### Data for the task:
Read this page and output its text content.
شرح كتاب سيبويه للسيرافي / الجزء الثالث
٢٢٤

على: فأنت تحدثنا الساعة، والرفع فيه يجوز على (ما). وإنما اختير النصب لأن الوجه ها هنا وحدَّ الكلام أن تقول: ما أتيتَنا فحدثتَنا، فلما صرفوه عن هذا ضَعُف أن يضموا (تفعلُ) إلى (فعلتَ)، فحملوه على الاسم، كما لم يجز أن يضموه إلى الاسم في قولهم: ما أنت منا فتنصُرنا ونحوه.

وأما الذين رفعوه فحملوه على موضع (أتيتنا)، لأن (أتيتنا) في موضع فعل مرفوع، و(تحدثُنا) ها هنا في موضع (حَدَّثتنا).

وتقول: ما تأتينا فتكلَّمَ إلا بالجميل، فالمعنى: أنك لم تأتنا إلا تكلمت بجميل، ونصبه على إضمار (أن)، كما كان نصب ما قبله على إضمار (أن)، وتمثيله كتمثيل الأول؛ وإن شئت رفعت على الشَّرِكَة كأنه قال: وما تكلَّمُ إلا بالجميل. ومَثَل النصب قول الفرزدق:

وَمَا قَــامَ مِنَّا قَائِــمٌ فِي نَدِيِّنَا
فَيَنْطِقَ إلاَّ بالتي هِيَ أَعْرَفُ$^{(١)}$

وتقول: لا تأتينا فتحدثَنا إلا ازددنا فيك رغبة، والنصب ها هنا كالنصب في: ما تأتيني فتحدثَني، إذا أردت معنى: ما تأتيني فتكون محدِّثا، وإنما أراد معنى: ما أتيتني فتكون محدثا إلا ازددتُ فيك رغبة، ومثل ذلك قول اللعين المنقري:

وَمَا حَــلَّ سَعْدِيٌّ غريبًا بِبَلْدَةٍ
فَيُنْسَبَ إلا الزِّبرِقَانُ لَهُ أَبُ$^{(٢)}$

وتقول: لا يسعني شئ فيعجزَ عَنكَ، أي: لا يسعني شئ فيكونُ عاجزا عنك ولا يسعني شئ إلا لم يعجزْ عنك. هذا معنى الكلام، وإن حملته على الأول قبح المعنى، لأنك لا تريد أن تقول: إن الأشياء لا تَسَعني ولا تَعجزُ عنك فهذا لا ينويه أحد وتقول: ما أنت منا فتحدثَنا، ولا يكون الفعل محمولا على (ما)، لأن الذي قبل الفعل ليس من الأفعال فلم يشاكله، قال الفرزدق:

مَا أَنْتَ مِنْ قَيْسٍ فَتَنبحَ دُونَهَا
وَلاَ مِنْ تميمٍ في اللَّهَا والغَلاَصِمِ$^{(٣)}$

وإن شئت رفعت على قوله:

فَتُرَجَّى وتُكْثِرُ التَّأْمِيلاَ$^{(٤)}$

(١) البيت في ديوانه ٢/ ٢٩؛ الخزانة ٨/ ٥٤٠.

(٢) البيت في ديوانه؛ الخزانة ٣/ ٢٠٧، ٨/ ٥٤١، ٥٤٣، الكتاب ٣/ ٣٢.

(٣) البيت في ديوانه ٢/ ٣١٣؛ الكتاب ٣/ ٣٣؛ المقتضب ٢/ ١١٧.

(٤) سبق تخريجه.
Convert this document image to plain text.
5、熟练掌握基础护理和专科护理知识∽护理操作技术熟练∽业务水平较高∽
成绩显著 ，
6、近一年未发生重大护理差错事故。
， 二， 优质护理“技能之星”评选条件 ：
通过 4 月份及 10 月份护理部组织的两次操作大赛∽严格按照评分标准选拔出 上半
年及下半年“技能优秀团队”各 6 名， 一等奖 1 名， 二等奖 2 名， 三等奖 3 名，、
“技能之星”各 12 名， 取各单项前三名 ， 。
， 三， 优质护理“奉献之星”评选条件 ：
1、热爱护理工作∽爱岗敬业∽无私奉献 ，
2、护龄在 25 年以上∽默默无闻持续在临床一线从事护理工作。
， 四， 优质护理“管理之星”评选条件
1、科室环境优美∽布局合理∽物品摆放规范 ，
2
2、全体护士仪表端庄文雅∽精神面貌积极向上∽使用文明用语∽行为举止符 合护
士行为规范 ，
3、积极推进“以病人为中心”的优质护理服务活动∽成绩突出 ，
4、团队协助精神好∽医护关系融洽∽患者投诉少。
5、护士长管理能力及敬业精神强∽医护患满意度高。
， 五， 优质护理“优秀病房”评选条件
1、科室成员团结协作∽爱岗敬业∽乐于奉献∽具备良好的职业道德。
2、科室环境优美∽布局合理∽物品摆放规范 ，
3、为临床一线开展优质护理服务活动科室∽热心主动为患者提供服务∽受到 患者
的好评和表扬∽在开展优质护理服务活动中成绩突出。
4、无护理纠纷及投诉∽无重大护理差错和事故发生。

### Aim:
Gather each line from the entries above that includes the word "الخزانة".

### Reply:
(١) البيت في ديوانه ٢/ ٢٩؛ الخزانة ٨/ ٥٤٠.
(٢) البيت في ديوانه؛ الخزانة ٣/ ٢٠٧، ٨/ ٥٤١، ٥٤٣، الكتاب ٣/ ٣٢.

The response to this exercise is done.